··· DATA ROWS ···

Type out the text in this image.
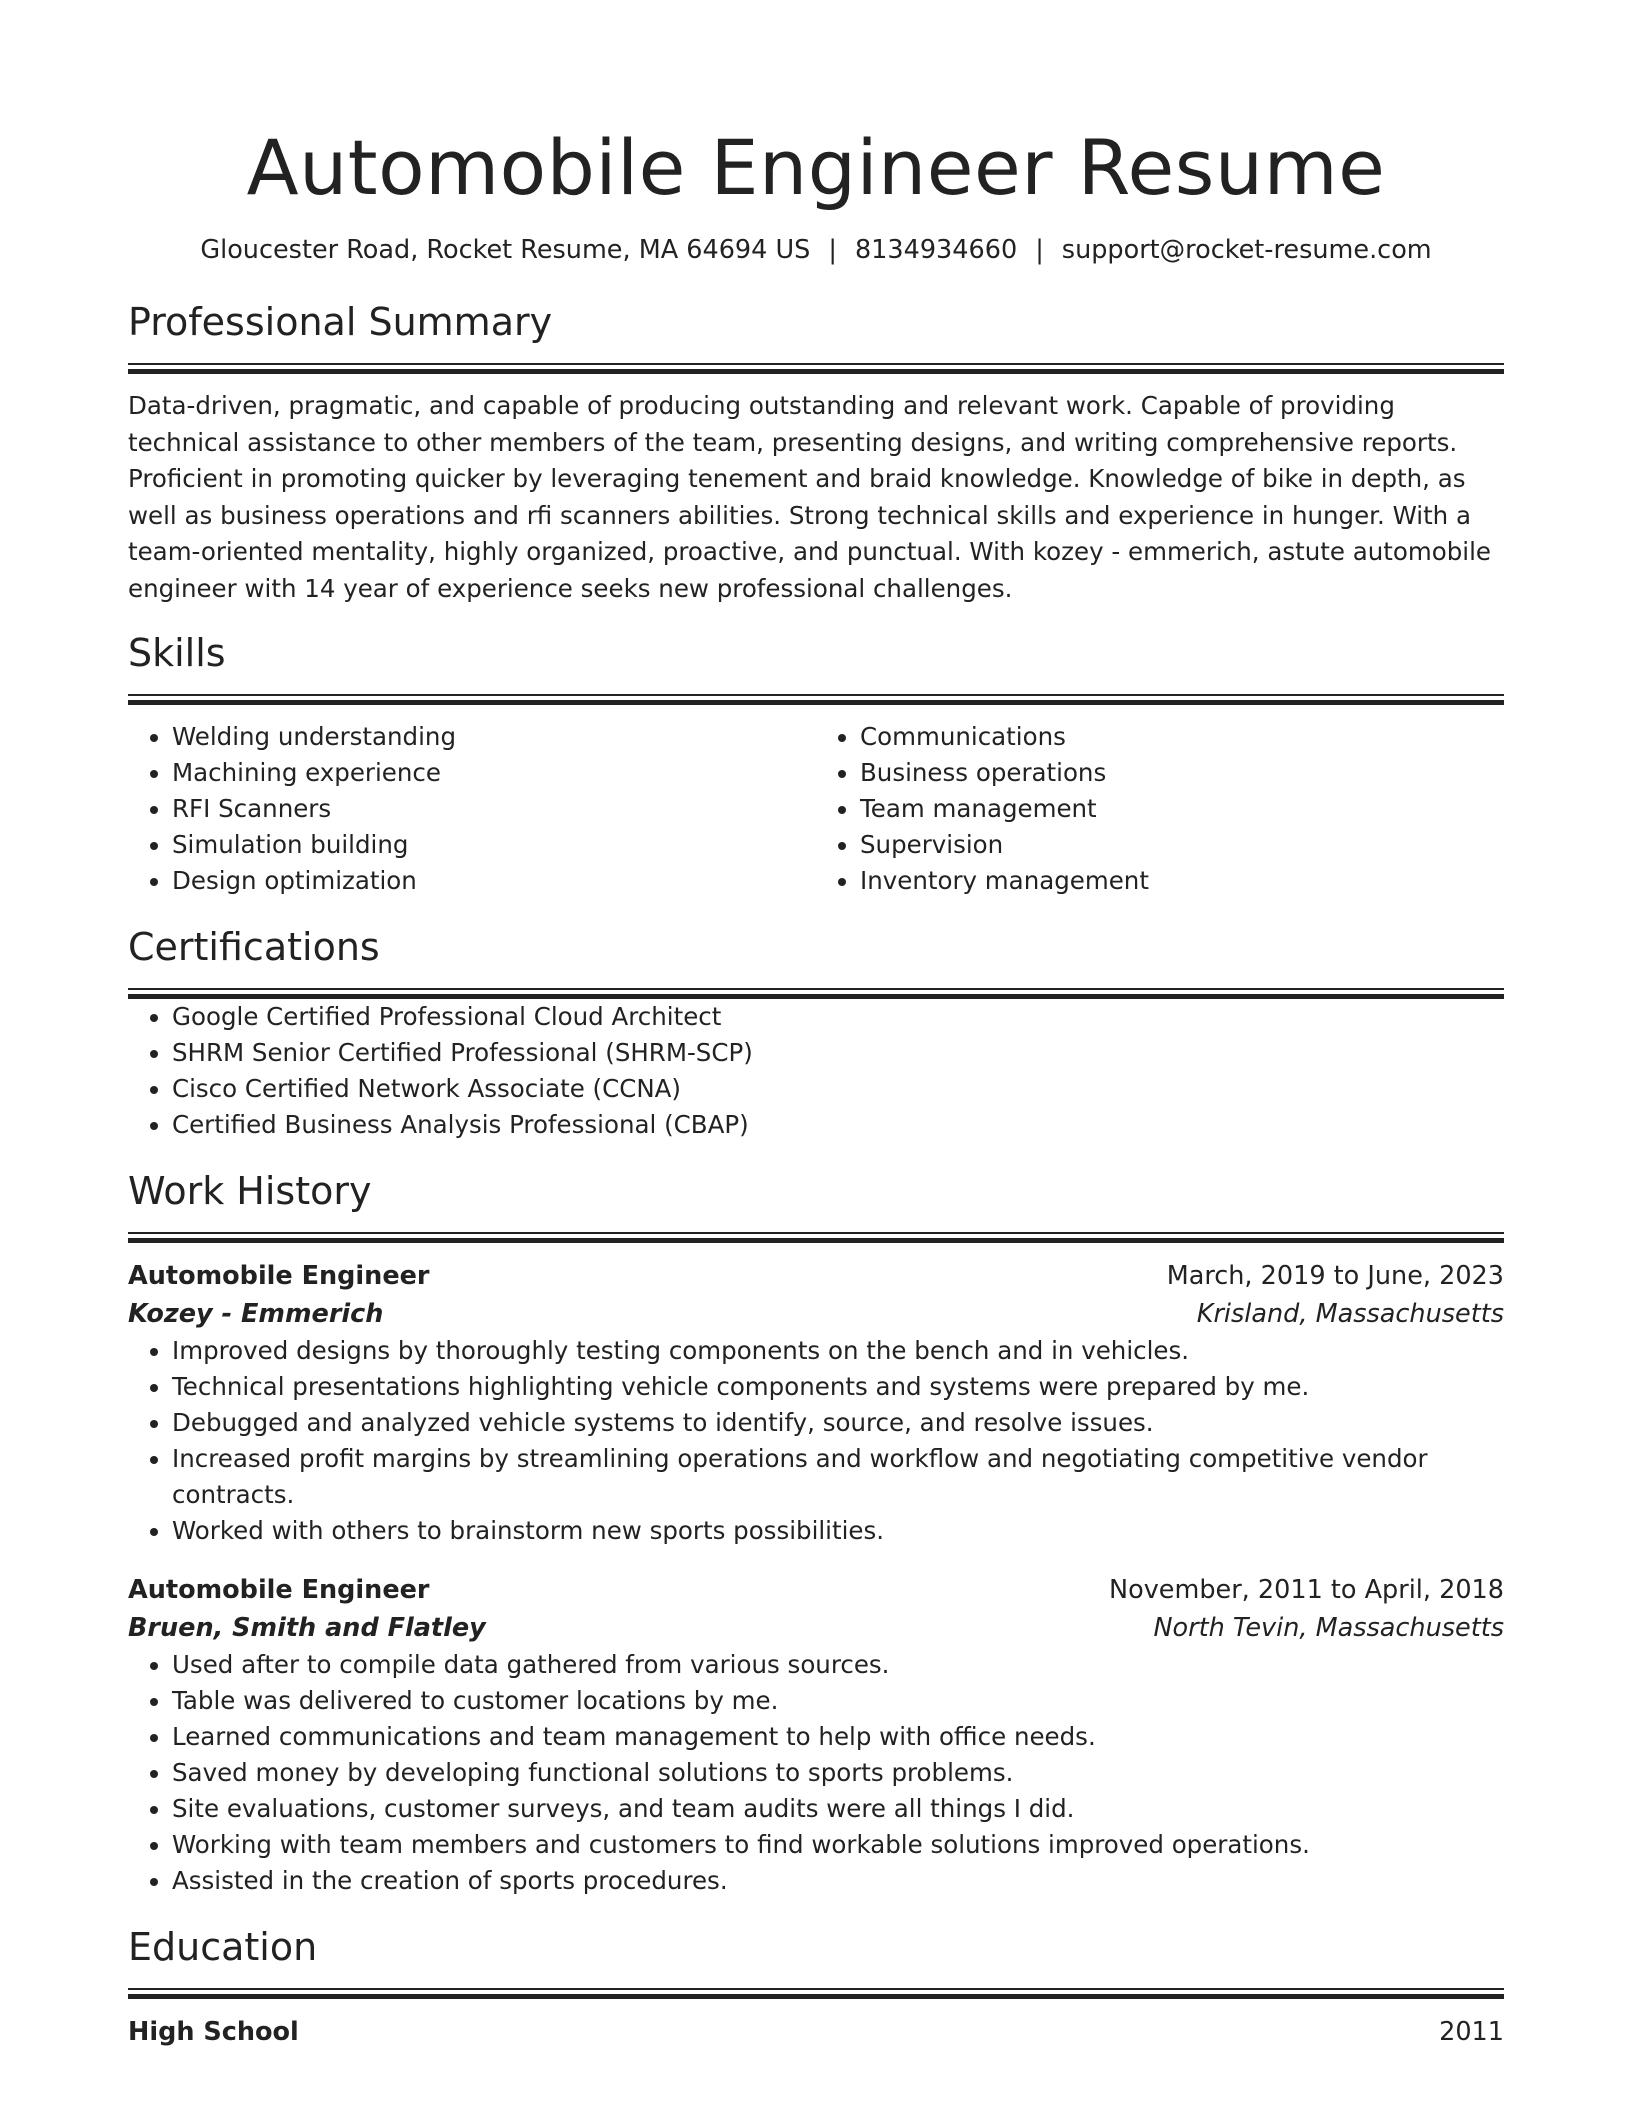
Automobile Engineer Resume
Gloucester Road, Rocket Resume, MA 64694 US | 8134934660 | support@rocket-resume.com
Professional Summary

Data-driven, pragmatic, and capable of producing outstanding and relevant work. Capable of providing technical assistance to other members of the team, presenting designs, and writing comprehensive reports. Proficient in promoting quicker by leveraging tenement and braid knowledge. Knowledge of bike in depth, as well as business operations and rfi scanners abilities. Strong technical skills and experience in hunger. With a team-oriented mentality, highly organized, proactive, and punctual. With kozey - emmerich, astute automobile engineer with 14 year of experience seeks new professional challenges.

Skills
• Welding understanding
• Machining experience
• RFI Scanners
• Simulation building
• Design optimization
• Communications
• Business operations
• Team management
• Supervision
• Inventory management
Certifications
• Google Certified Professional Cloud Architect
• SHRM Senior Certified Professional (SHRM-SCP)
• Cisco Certified Network Associate (CCNA)
• Certified Business Analysis Professional (CBAP)
Work History
Automobile Engineer	March, 2019 to June, 2023
Kozey - Emmerich	Krisland, Massachusetts
• Improved designs by thoroughly testing components on the bench and in vehicles.
• Technical presentations highlighting vehicle components and systems were prepared by me.
• Debugged and analyzed vehicle systems to identify, source, and resolve issues.
• Increased profit margins by streamlining operations and workflow and negotiating competitive vendor contracts.
• Worked with others to brainstorm new sports possibilities.
Automobile Engineer	November, 2011 to April, 2018
Bruen, Smith and Flatley	North Tevin, Massachusetts
• Used after to compile data gathered from various sources.
• Table was delivered to customer locations by me.
• Learned communications and team management to help with office needs.
• Saved money by developing functional solutions to sports problems.
• Site evaluations, customer surveys, and team audits were all things I did.
• Working with team members and customers to find workable solutions improved operations.
• Assisted in the creation of sports procedures.
Education
High School	2011
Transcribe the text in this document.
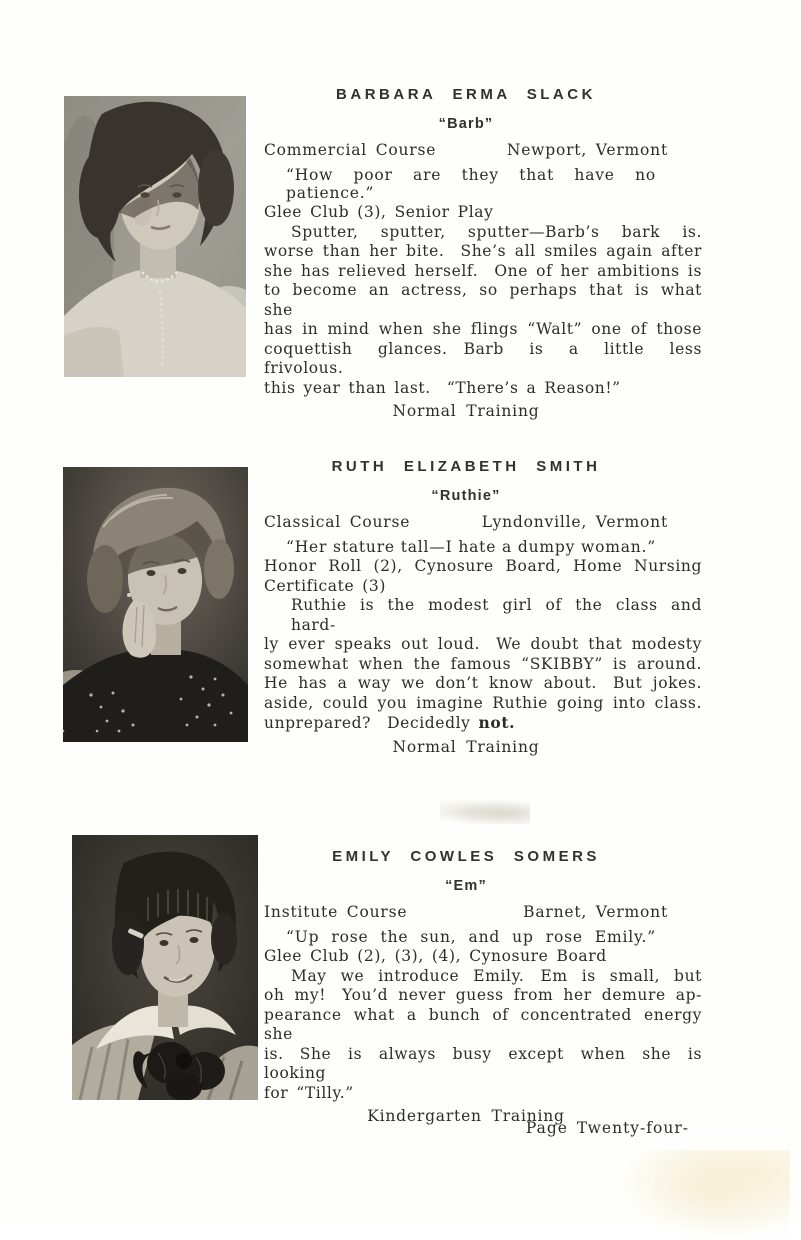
BARBARA ERMA SLACK
“Barb”
Commercial Course	Newport, Vermont
“How poor are they that have no patience.”
Glee Club (3), Senior Play
Sputter, sputter, sputter—Barb’s bark is.
worse than her bite. She’s all smiles again after
she has relieved herself. One of her ambitions is
to become an actress, so perhaps that is what she
has in mind when she flings “Walt” one of those
coquettish glances. Barb is a little less frivolous.
this year than last. “There’s a Reason!”
Normal Training
RUTH ELIZABETH SMITH
“Ruthie”
Classical Course	Lyndonville, Vermont
“Her stature tall—I hate a dumpy woman.”
Honor Roll (2), Cynosure Board, Home Nursing
Certificate (3)
Ruthie is the modest girl of the class and hard-
ly ever speaks out loud. We doubt that modesty
somewhat when the famous “SKIBBY” is around.
He has a way we don’t know about. But jokes.
aside, could you imagine Ruthie going into class.
unprepared? Decidedly not.
Normal Training
EMILY COWLES SOMERS
“Em”
Institute Course	Barnet, Vermont
“Up rose the sun, and up rose Emily.”
Glee Club (2), (3), (4), Cynosure Board
May we introduce Emily. Em is small, but
oh my! You’d never guess from her demure ap-
pearance what a bunch of concentrated energy she
is. She is always busy except when she is looking
for “Tilly.”
Kindergarten Training
Page Twenty-four-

···

AIM OF THE TASK:
Quote in full the listing given above; the images are to be left out.

SOLVED PROBLEM:
Type out the text in this image.
Automobile Engineer Resume
Gloucester Road, Rocket Resume, MA 64694 US | 8134934660 | support@rocket-resume.com
Professional Summary

Data-driven, pragmatic, and capable of producing outstanding and relevant work. Capable of providing technical assistance to other members of the team, presenting designs, and writing comprehensive reports. Proficient in promoting quicker by leveraging tenement and braid knowledge. Knowledge of bike in depth, as well as business operations and rfi scanners abilities. Strong technical skills and experience in hunger. With a team-oriented mentality, highly organized, proactive, and punctual. With kozey - emmerich, astute automobile engineer with 14 year of experience seeks new professional challenges.

Skills
• Welding understanding
• Machining experience
• RFI Scanners
• Simulation building
• Design optimization
• Communications
• Business operations
• Team management
• Supervision
• Inventory management
Certifications
• Google Certified Professional Cloud Architect
• SHRM Senior Certified Professional (SHRM-SCP)
• Cisco Certified Network Associate (CCNA)
• Certified Business Analysis Professional (CBAP)
Work History
Automobile Engineer	March, 2019 to June, 2023
Kozey - Emmerich	Krisland, Massachusetts
• Improved designs by thoroughly testing components on the bench and in vehicles.
• Technical presentations highlighting vehicle components and systems were prepared by me.
• Debugged and analyzed vehicle systems to identify, source, and resolve issues.
• Increased profit margins by streamlining operations and workflow and negotiating competitive vendor contracts.
• Worked with others to brainstorm new sports possibilities.
Automobile Engineer	November, 2011 to April, 2018
Bruen, Smith and Flatley	North Tevin, Massachusetts
• Used after to compile data gathered from various sources.
• Table was delivered to customer locations by me.
• Learned communications and team management to help with office needs.
• Saved money by developing functional solutions to sports problems.
• Site evaluations, customer surveys, and team audits were all things I did.
• Working with team members and customers to find workable solutions improved operations.
• Assisted in the creation of sports procedures.
Education
High School	2011
Transcribe the text in this document.
BARBARA ERMA SLACK
“Barb”
Commercial Course	Newport, Vermont
“How poor are they that have no patience.”
Glee Club (3), Senior Play
Sputter, sputter, sputter—Barb’s bark is.
worse than her bite. She’s all smiles again after
she has relieved herself. One of her ambitions is
to become an actress, so perhaps that is what she
has in mind when she flings “Walt” one of those
coquettish glances. Barb is a little less frivolous.
this year than last. “There’s a Reason!”
Normal Training
RUTH ELIZABETH SMITH
“Ruthie”
Classical Course	Lyndonville, Vermont
“Her stature tall—I hate a dumpy woman.”
Honor Roll (2), Cynosure Board, Home Nursing
Certificate (3)
Ruthie is the modest girl of the class and hard-
ly ever speaks out loud. We doubt that modesty
somewhat when the famous “SKIBBY” is around.
He has a way we don’t know about. But jokes.
aside, could you imagine Ruthie going into class.
unprepared? Decidedly not.
Normal Training
EMILY COWLES SOMERS
“Em”
Institute Course	Barnet, Vermont
“Up rose the sun, and up rose Emily.”
Glee Club (2), (3), (4), Cynosure Board
May we introduce Emily. Em is small, but
oh my! You’d never guess from her demure ap-
pearance what a bunch of concentrated energy she
is. She is always busy except when she is looking
for “Tilly.”
Kindergarten Training
Page Twenty-four-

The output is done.